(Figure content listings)

▬▬▬▬▬▬

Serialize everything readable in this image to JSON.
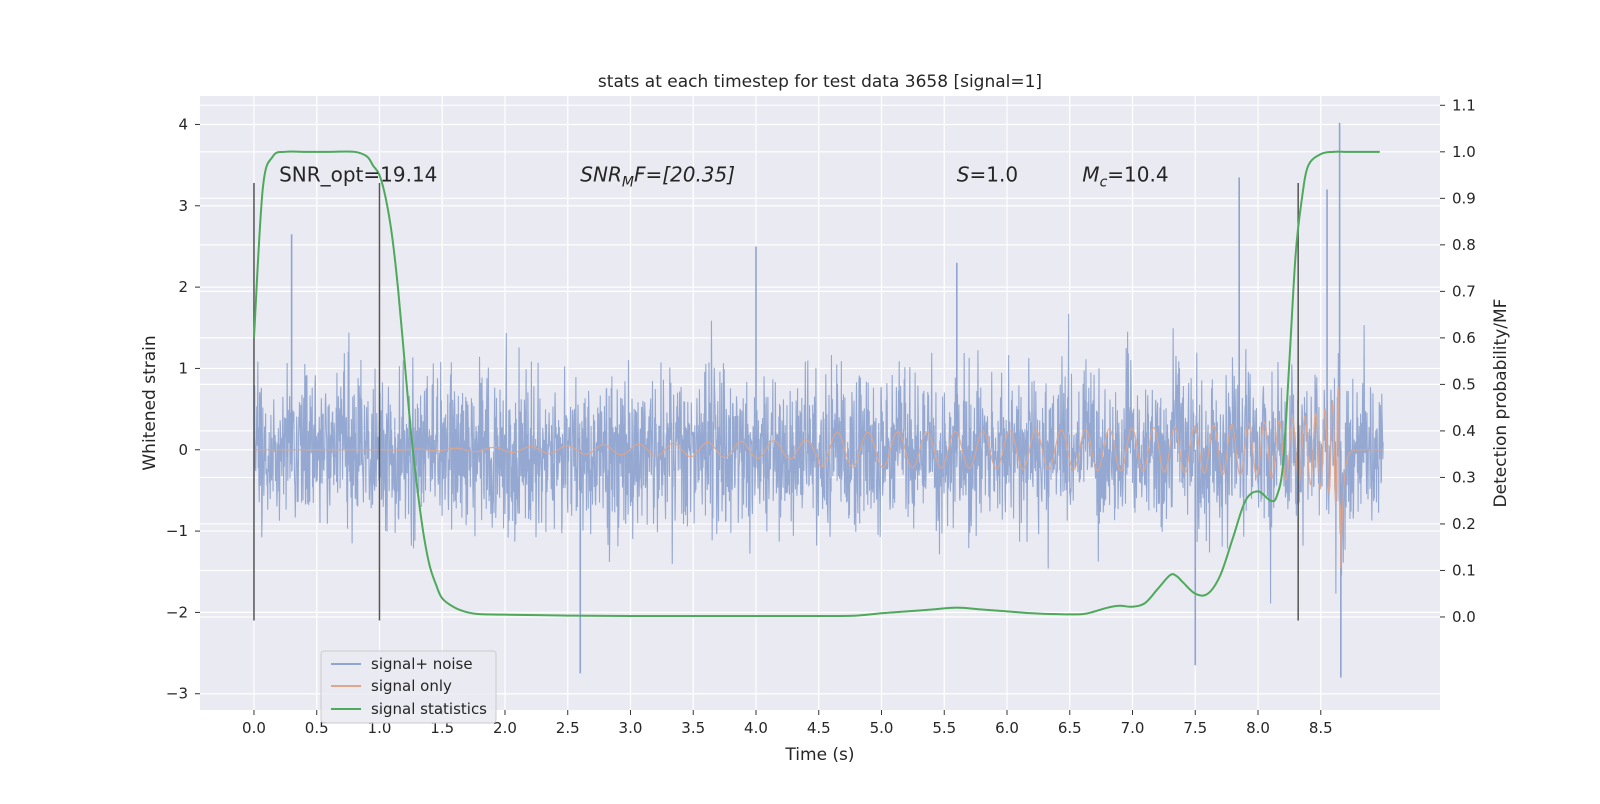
{
  "chart_data": {
    "type": "line",
    "title": "stats at each timestep for test data 3658 [signal=1]",
    "xlabel": "Time (s)",
    "ylabel_left": "Whitened strain",
    "ylabel_right": "Detection probability/MF",
    "xlim": [
      -0.43,
      9.45
    ],
    "ylim_left": [
      -3.2,
      4.35
    ],
    "ylim_right": [
      -0.2,
      1.12
    ],
    "x_ticks": [
      "0.0",
      "0.5",
      "1.0",
      "1.5",
      "2.0",
      "2.5",
      "3.0",
      "3.5",
      "4.0",
      "4.5",
      "5.0",
      "5.5",
      "6.0",
      "6.5",
      "7.0",
      "7.5",
      "8.0",
      "8.5"
    ],
    "y_ticks_left": [
      "−3",
      "−2",
      "−1",
      "0",
      "1",
      "2",
      "3",
      "4"
    ],
    "y_ticks_right": [
      "0.0",
      "0.1",
      "0.2",
      "0.3",
      "0.4",
      "0.5",
      "0.6",
      "0.7",
      "0.8",
      "0.9",
      "1.0",
      "1.1"
    ],
    "grid": true,
    "legend_position": "lower-left",
    "legend": [
      "signal+ noise",
      "signal only",
      "signal statistics"
    ],
    "annotations": [
      {
        "x": 0.2,
        "y": 3.3,
        "prefix": "SNR_opt=19.14",
        "sub": "",
        "suffix": "",
        "italic": false
      },
      {
        "x": 2.6,
        "y": 3.3,
        "prefix": "SNR",
        "sub": "M",
        "suffix": "F=[20.35]",
        "italic": true
      },
      {
        "x": 5.6,
        "y": 3.3,
        "prefix": "S",
        "sub": "",
        "suffix": "=1.0",
        "italic": true
      },
      {
        "x": 6.6,
        "y": 3.3,
        "prefix": "M",
        "sub": "c",
        "suffix": "=10.4",
        "italic": true
      }
    ],
    "vertical_markers": [
      0.0,
      1.0,
      8.32
    ],
    "marker_range": [
      -2.1,
      3.28
    ],
    "series": [
      {
        "name": "signal+ noise",
        "kind": "noise",
        "color": "#8fa4cf",
        "x_range": [
          0.0,
          9.0
        ],
        "typical_envelope": [
          -1.1,
          1.5
        ],
        "notable_peaks": [
          [
            8.65,
            4.02
          ],
          [
            7.85,
            3.35
          ],
          [
            8.55,
            3.2
          ],
          [
            0.3,
            2.65
          ],
          [
            4.0,
            2.5
          ],
          [
            5.6,
            2.3
          ],
          [
            8.66,
            -2.8
          ],
          [
            2.6,
            -2.75
          ],
          [
            7.5,
            -2.65
          ]
        ]
      },
      {
        "name": "signal only",
        "kind": "chirp",
        "color": "#e0a58a",
        "x_range": [
          0.0,
          9.0
        ],
        "merger_time": 8.66,
        "peak_amplitude": 2.6
      },
      {
        "name": "signal statistics",
        "kind": "probability",
        "axis": "right",
        "color": "#4ea95b",
        "x": [
          0.0,
          0.07,
          0.15,
          0.25,
          0.4,
          0.6,
          0.8,
          0.9,
          0.95,
          1.0,
          1.05,
          1.1,
          1.15,
          1.2,
          1.25,
          1.3,
          1.35,
          1.4,
          1.45,
          1.5,
          1.6,
          1.7,
          1.8,
          2.0,
          2.5,
          3.0,
          3.5,
          4.0,
          4.5,
          4.8,
          5.0,
          5.2,
          5.4,
          5.6,
          5.8,
          6.0,
          6.2,
          6.4,
          6.6,
          6.7,
          6.8,
          6.9,
          7.0,
          7.1,
          7.2,
          7.3,
          7.35,
          7.4,
          7.5,
          7.6,
          7.7,
          7.8,
          7.9,
          8.0,
          8.1,
          8.15,
          8.2,
          8.25,
          8.3,
          8.35,
          8.4,
          8.5,
          8.6,
          8.7,
          8.8,
          8.9,
          8.97
        ],
        "values": [
          0.6,
          0.92,
          0.99,
          1.0,
          1.0,
          1.0,
          1.0,
          0.99,
          0.97,
          0.95,
          0.9,
          0.82,
          0.7,
          0.55,
          0.4,
          0.28,
          0.18,
          0.11,
          0.07,
          0.04,
          0.02,
          0.01,
          0.006,
          0.005,
          0.003,
          0.002,
          0.002,
          0.002,
          0.002,
          0.003,
          0.008,
          0.012,
          0.016,
          0.02,
          0.016,
          0.012,
          0.008,
          0.006,
          0.006,
          0.012,
          0.02,
          0.024,
          0.022,
          0.03,
          0.06,
          0.09,
          0.088,
          0.075,
          0.05,
          0.05,
          0.09,
          0.17,
          0.25,
          0.27,
          0.25,
          0.26,
          0.33,
          0.55,
          0.78,
          0.9,
          0.97,
          0.995,
          1.0,
          1.0,
          1.0,
          1.0,
          1.0
        ]
      }
    ]
  }
}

▬▬▬▬▬▬

### The problem
Using the records given above, list every line that includes the word "name".

### Task answer
        "name": "signal+ noise",
        "name": "signal only",
        "name": "signal statistics",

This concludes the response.